__STATED PROBLEM__.
Filter for the word "this" and keep each matching line.

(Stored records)
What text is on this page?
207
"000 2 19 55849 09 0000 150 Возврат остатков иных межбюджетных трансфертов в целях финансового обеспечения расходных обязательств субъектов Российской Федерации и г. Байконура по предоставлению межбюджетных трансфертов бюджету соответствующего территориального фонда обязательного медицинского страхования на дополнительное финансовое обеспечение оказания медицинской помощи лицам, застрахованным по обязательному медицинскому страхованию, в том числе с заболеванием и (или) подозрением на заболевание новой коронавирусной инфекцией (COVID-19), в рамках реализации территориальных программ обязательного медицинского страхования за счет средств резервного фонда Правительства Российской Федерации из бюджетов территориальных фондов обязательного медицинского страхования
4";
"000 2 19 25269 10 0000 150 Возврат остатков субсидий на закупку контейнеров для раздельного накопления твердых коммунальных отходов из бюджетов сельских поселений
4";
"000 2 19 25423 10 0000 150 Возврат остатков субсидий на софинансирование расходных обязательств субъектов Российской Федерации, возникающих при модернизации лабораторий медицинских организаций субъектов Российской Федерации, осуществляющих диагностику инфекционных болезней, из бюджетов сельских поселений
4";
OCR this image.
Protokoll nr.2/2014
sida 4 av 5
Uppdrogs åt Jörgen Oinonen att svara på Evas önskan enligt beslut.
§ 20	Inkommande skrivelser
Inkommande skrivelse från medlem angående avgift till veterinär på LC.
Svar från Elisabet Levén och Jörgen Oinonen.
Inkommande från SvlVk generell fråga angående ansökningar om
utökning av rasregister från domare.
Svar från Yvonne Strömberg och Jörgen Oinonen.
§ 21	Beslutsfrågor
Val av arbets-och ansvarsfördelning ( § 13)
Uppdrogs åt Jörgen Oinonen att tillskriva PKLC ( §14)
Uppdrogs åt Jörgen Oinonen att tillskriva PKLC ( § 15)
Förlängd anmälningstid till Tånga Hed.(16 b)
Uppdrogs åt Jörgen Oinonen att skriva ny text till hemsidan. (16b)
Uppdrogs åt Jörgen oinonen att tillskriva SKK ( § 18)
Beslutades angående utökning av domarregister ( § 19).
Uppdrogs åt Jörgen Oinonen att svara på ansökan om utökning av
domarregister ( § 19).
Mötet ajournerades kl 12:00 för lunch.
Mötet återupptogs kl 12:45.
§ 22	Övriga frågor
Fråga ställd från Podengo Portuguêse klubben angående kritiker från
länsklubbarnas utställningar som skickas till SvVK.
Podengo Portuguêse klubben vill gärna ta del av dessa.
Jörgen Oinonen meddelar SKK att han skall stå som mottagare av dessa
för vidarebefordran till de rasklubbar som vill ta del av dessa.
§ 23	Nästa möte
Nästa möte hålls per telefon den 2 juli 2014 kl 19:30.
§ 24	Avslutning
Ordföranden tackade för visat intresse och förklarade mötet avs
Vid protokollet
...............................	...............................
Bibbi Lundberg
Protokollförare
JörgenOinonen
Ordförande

__CORRECT RESPONSE__.
What text is on this page?
OCR this image.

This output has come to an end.